▶ **Exercise materials**
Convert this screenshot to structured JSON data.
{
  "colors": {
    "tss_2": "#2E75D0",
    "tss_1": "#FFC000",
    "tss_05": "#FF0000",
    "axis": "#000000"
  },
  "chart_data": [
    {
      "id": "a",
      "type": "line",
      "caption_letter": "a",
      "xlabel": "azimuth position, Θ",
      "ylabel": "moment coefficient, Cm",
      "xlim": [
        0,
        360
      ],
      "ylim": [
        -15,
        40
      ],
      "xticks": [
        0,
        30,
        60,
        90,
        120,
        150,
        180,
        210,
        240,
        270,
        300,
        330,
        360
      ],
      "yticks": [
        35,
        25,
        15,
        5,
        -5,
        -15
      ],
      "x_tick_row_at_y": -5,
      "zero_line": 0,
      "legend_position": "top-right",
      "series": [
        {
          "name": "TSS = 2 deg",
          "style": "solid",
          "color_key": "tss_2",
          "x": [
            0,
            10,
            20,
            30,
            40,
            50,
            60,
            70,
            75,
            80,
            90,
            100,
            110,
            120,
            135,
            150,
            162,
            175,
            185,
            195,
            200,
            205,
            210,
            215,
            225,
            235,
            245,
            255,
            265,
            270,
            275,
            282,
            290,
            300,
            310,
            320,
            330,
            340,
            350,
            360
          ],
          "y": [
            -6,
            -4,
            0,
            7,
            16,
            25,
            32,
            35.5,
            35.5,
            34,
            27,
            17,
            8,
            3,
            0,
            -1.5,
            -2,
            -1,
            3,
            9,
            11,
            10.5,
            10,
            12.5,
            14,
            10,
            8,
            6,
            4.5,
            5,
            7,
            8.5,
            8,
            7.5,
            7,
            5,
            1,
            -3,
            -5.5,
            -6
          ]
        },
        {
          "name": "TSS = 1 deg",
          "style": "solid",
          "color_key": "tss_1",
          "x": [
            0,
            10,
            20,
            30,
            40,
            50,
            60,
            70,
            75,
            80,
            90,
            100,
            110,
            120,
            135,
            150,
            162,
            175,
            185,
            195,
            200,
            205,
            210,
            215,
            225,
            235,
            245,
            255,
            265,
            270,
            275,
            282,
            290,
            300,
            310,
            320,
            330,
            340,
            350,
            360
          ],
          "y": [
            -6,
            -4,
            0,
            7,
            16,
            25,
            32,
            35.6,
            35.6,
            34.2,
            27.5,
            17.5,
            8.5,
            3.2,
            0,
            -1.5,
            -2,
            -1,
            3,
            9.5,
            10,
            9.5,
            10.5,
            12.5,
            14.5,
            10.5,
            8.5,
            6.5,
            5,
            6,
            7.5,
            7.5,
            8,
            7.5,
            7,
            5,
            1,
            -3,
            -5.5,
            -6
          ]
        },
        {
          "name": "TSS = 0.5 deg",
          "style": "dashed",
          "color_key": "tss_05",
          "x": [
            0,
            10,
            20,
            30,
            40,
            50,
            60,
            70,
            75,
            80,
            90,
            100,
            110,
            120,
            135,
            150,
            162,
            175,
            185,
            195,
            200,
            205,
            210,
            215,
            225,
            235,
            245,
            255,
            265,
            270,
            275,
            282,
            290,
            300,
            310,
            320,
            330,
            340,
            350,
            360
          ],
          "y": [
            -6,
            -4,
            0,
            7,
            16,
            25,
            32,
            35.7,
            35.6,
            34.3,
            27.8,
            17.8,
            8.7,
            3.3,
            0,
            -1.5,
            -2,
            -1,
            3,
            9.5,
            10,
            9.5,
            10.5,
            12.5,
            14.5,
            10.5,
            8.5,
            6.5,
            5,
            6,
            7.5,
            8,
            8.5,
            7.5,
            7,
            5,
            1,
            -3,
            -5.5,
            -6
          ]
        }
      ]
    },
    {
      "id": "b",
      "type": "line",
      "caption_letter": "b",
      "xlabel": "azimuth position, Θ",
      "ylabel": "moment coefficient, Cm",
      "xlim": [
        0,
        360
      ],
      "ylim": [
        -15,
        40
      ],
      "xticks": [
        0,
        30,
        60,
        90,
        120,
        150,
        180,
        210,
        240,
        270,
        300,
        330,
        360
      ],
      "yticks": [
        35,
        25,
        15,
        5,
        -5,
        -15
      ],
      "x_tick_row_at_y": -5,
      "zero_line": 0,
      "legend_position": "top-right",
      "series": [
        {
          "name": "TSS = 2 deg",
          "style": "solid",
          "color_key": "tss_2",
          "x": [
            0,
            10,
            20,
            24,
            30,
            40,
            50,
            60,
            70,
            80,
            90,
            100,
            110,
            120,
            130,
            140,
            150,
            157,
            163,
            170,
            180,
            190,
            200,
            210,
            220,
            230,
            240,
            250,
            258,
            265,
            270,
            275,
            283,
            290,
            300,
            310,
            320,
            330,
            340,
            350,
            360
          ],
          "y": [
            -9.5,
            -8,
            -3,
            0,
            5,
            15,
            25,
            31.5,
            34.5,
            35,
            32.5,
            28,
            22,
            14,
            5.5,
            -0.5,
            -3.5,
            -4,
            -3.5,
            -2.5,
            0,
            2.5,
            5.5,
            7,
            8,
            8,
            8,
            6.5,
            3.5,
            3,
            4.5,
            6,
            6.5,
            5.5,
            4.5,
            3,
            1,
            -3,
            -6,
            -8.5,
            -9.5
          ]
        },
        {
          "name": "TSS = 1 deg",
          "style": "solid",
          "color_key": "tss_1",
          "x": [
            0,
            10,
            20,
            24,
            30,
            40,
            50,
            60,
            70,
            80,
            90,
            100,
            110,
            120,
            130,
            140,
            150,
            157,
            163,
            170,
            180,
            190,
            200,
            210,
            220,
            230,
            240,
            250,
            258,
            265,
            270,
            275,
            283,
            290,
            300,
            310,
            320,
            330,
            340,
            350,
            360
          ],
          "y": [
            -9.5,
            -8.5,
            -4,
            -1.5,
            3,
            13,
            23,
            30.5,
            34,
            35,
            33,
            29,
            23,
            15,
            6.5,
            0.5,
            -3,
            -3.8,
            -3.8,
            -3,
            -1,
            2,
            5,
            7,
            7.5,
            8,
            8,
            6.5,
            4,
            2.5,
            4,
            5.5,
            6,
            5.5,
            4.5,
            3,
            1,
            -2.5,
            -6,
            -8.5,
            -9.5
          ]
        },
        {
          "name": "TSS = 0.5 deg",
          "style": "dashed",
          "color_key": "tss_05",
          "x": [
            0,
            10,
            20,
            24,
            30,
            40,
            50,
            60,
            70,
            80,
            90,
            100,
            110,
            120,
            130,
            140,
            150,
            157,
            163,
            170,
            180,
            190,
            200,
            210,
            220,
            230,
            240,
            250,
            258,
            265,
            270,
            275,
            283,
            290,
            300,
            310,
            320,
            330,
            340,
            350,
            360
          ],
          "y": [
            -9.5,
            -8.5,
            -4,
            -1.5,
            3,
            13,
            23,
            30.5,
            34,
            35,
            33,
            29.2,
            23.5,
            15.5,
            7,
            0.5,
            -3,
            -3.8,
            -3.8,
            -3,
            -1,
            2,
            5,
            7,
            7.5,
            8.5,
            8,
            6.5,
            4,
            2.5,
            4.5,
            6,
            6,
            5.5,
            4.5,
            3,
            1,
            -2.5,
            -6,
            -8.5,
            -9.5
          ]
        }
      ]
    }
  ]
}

▶ **Exercise**
Quote the whole listing above, leaving nothing out.

▶ **Response below**
Convert this screenshot to structured JSON data.
{
  "colors": {
    "tss_2": "#2E75D0",
    "tss_1": "#FFC000",
    "tss_05": "#FF0000",
    "axis": "#000000"
  },
  "chart_data": [
    {
      "id": "a",
      "type": "line",
      "caption_letter": "a",
      "xlabel": "azimuth position, Θ",
      "ylabel": "moment coefficient, Cm",
      "xlim": [
        0,
        360
      ],
      "ylim": [
        -15,
        40
      ],
      "xticks": [
        0,
        30,
        60,
        90,
        120,
        150,
        180,
        210,
        240,
        270,
        300,
        330,
        360
      ],
      "yticks": [
        35,
        25,
        15,
        5,
        -5,
        -15
      ],
      "x_tick_row_at_y": -5,
      "zero_line": 0,
      "legend_position": "top-right",
      "series": [
        {
          "name": "TSS = 2 deg",
          "style": "solid",
          "color_key": "tss_2",
          "x": [
            0,
            10,
            20,
            30,
            40,
            50,
            60,
            70,
            75,
            80,
            90,
            100,
            110,
            120,
            135,
            150,
            162,
            175,
            185,
            195,
            200,
            205,
            210,
            215,
            225,
            235,
            245,
            255,
            265,
            270,
            275,
            282,
            290,
            300,
            310,
            320,
            330,
            340,
            350,
            360
          ],
          "y": [
            -6,
            -4,
            0,
            7,
            16,
            25,
            32,
            35.5,
            35.5,
            34,
            27,
            17,
            8,
            3,
            0,
            -1.5,
            -2,
            -1,
            3,
            9,
            11,
            10.5,
            10,
            12.5,
            14,
            10,
            8,
            6,
            4.5,
            5,
            7,
            8.5,
            8,
            7.5,
            7,
            5,
            1,
            -3,
            -5.5,
            -6
          ]
        },
        {
          "name": "TSS = 1 deg",
          "style": "solid",
          "color_key": "tss_1",
          "x": [
            0,
            10,
            20,
            30,
            40,
            50,
            60,
            70,
            75,
            80,
            90,
            100,
            110,
            120,
            135,
            150,
            162,
            175,
            185,
            195,
            200,
            205,
            210,
            215,
            225,
            235,
            245,
            255,
            265,
            270,
            275,
            282,
            290,
            300,
            310,
            320,
            330,
            340,
            350,
            360
          ],
          "y": [
            -6,
            -4,
            0,
            7,
            16,
            25,
            32,
            35.6,
            35.6,
            34.2,
            27.5,
            17.5,
            8.5,
            3.2,
            0,
            -1.5,
            -2,
            -1,
            3,
            9.5,
            10,
            9.5,
            10.5,
            12.5,
            14.5,
            10.5,
            8.5,
            6.5,
            5,
            6,
            7.5,
            7.5,
            8,
            7.5,
            7,
            5,
            1,
            -3,
            -5.5,
            -6
          ]
        },
        {
          "name": "TSS = 0.5 deg",
          "style": "dashed",
          "color_key": "tss_05",
          "x": [
            0,
            10,
            20,
            30,
            40,
            50,
            60,
            70,
            75,
            80,
            90,
            100,
            110,
            120,
            135,
            150,
            162,
            175,
            185,
            195,
            200,
            205,
            210,
            215,
            225,
            235,
            245,
            255,
            265,
            270,
            275,
            282,
            290,
            300,
            310,
            320,
            330,
            340,
            350,
            360
          ],
          "y": [
            -6,
            -4,
            0,
            7,
            16,
            25,
            32,
            35.7,
            35.6,
            34.3,
            27.8,
            17.8,
            8.7,
            3.3,
            0,
            -1.5,
            -2,
            -1,
            3,
            9.5,
            10,
            9.5,
            10.5,
            12.5,
            14.5,
            10.5,
            8.5,
            6.5,
            5,
            6,
            7.5,
            8,
            8.5,
            7.5,
            7,
            5,
            1,
            -3,
            -5.5,
            -6
          ]
        }
      ]
    },
    {
      "id": "b",
      "type": "line",
      "caption_letter": "b",
      "xlabel": "azimuth position, Θ",
      "ylabel": "moment coefficient, Cm",
      "xlim": [
        0,
        360
      ],
      "ylim": [
        -15,
        40
      ],
      "xticks": [
        0,
        30,
        60,
        90,
        120,
        150,
        180,
        210,
        240,
        270,
        300,
        330,
        360
      ],
      "yticks": [
        35,
        25,
        15,
        5,
        -5,
        -15
      ],
      "x_tick_row_at_y": -5,
      "zero_line": 0,
      "legend_position": "top-right",
      "series": [
        {
          "name": "TSS = 2 deg",
          "style": "solid",
          "color_key": "tss_2",
          "x": [
            0,
            10,
            20,
            24,
            30,
            40,
            50,
            60,
            70,
            80,
            90,
            100,
            110,
            120,
            130,
            140,
            150,
            157,
            163,
            170,
            180,
            190,
            200,
            210,
            220,
            230,
            240,
            250,
            258,
            265,
            270,
            275,
            283,
            290,
            300,
            310,
            320,
            330,
            340,
            350,
            360
          ],
          "y": [
            -9.5,
            -8,
            -3,
            0,
            5,
            15,
            25,
            31.5,
            34.5,
            35,
            32.5,
            28,
            22,
            14,
            5.5,
            -0.5,
            -3.5,
            -4,
            -3.5,
            -2.5,
            0,
            2.5,
            5.5,
            7,
            8,
            8,
            8,
            6.5,
            3.5,
            3,
            4.5,
            6,
            6.5,
            5.5,
            4.5,
            3,
            1,
            -3,
            -6,
            -8.5,
            -9.5
          ]
        },
        {
          "name": "TSS = 1 deg",
          "style": "solid",
          "color_key": "tss_1",
          "x": [
            0,
            10,
            20,
            24,
            30,
            40,
            50,
            60,
            70,
            80,
            90,
            100,
            110,
            120,
            130,
            140,
            150,
            157,
            163,
            170,
            180,
            190,
            200,
            210,
            220,
            230,
            240,
            250,
            258,
            265,
            270,
            275,
            283,
            290,
            300,
            310,
            320,
            330,
            340,
            350,
            360
          ],
          "y": [
            -9.5,
            -8.5,
            -4,
            -1.5,
            3,
            13,
            23,
            30.5,
            34,
            35,
            33,
            29,
            23,
            15,
            6.5,
            0.5,
            -3,
            -3.8,
            -3.8,
            -3,
            -1,
            2,
            5,
            7,
            7.5,
            8,
            8,
            6.5,
            4,
            2.5,
            4,
            5.5,
            6,
            5.5,
            4.5,
            3,
            1,
            -2.5,
            -6,
            -8.5,
            -9.5
          ]
        },
        {
          "name": "TSS = 0.5 deg",
          "style": "dashed",
          "color_key": "tss_05",
          "x": [
            0,
            10,
            20,
            24,
            30,
            40,
            50,
            60,
            70,
            80,
            90,
            100,
            110,
            120,
            130,
            140,
            150,
            157,
            163,
            170,
            180,
            190,
            200,
            210,
            220,
            230,
            240,
            250,
            258,
            265,
            270,
            275,
            283,
            290,
            300,
            310,
            320,
            330,
            340,
            350,
            360
          ],
          "y": [
            -9.5,
            -8.5,
            -4,
            -1.5,
            3,
            13,
            23,
            30.5,
            34,
            35,
            33,
            29.2,
            23.5,
            15.5,
            7,
            0.5,
            -3,
            -3.8,
            -3.8,
            -3,
            -1,
            2,
            5,
            7,
            7.5,
            8.5,
            8,
            6.5,
            4,
            2.5,
            4.5,
            6,
            6,
            5.5,
            4.5,
            3,
            1,
            -2.5,
            -6,
            -8.5,
            -9.5
          ]
        }
      ]
    }
  ]
}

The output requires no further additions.